## [GOAL]
Copy every line of the data in which the word "implementation" occurs.

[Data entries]
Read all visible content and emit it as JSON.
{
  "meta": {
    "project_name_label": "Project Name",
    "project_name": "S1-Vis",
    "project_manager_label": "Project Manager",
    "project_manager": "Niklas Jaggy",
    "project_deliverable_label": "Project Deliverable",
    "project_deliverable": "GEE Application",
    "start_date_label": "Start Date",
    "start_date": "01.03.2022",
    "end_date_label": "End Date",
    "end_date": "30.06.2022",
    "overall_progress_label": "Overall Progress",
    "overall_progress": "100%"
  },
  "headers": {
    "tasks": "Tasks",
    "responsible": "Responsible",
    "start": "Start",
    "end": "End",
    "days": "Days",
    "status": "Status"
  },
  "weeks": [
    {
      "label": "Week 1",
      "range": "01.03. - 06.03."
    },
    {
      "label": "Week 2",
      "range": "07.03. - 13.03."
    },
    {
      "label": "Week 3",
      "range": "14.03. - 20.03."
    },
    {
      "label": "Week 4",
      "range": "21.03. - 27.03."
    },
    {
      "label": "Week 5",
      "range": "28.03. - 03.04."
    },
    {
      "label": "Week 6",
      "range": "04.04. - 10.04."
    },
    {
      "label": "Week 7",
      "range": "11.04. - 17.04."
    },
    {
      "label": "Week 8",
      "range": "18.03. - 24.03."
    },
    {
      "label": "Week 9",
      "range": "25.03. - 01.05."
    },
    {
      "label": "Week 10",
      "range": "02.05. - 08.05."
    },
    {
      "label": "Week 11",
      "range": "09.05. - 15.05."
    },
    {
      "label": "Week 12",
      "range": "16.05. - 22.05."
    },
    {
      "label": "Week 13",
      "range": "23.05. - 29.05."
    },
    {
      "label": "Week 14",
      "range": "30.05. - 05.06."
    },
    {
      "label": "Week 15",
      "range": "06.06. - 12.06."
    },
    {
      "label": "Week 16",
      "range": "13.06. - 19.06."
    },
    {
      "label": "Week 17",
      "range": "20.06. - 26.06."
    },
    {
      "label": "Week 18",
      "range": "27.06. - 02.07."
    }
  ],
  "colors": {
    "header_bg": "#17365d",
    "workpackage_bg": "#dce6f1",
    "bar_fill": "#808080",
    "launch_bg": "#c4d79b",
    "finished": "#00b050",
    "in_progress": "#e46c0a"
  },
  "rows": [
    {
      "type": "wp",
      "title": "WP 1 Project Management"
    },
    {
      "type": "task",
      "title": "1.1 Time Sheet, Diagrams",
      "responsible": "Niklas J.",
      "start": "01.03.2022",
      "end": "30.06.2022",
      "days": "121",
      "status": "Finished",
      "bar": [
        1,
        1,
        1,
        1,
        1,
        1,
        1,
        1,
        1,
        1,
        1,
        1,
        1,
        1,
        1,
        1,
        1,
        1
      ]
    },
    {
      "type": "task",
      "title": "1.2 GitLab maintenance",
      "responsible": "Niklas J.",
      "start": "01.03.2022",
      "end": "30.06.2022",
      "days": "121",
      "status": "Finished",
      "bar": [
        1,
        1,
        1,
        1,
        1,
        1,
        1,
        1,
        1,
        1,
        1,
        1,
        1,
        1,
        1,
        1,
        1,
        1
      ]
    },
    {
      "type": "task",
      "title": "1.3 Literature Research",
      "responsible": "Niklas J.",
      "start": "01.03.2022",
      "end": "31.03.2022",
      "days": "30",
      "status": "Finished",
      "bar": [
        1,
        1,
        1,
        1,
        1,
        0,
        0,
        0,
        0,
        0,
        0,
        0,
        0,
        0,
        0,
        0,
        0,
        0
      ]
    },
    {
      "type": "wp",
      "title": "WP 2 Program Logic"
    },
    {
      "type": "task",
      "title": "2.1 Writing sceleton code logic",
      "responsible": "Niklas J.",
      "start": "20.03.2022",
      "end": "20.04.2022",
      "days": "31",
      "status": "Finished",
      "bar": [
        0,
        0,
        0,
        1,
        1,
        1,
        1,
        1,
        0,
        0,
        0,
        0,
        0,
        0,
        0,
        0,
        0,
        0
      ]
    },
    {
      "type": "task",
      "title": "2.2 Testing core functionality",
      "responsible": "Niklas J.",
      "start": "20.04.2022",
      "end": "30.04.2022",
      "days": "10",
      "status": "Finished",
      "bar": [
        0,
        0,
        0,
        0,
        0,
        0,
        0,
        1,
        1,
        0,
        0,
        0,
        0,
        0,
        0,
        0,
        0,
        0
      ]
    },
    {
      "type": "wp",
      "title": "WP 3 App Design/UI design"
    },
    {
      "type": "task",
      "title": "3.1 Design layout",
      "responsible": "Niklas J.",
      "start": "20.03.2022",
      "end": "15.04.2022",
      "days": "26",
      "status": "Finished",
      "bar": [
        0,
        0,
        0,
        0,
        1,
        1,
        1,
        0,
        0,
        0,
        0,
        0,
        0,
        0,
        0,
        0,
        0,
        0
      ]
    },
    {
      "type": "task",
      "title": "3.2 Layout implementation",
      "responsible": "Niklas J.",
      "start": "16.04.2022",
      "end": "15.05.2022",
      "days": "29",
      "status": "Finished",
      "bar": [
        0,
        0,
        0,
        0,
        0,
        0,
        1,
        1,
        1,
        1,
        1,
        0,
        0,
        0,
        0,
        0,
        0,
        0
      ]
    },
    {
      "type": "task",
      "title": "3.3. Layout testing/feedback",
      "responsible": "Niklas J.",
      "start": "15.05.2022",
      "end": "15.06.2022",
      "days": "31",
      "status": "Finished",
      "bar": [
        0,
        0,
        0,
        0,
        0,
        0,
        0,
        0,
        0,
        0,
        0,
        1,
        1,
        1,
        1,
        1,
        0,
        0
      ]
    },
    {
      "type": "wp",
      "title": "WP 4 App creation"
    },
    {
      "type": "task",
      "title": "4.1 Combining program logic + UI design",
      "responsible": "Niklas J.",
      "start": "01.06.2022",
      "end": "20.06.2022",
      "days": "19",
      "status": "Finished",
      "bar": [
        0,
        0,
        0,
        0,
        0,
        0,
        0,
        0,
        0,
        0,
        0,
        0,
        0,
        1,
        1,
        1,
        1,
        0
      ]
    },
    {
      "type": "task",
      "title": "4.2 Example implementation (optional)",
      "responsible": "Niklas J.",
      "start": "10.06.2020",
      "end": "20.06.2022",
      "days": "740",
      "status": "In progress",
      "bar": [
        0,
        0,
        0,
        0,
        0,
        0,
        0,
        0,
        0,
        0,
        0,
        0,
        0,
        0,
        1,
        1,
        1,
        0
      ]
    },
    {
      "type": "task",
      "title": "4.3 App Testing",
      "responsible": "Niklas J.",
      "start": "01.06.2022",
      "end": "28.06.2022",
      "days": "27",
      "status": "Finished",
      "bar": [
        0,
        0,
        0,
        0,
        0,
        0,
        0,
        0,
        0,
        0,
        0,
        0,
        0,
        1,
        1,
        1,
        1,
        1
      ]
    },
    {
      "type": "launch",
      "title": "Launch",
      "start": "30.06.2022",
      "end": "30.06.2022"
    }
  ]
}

## [EXERCISE ANSWER]
      "title": "3.2 Layout implementation",
      "title": "4.2 Example implementation (optional)",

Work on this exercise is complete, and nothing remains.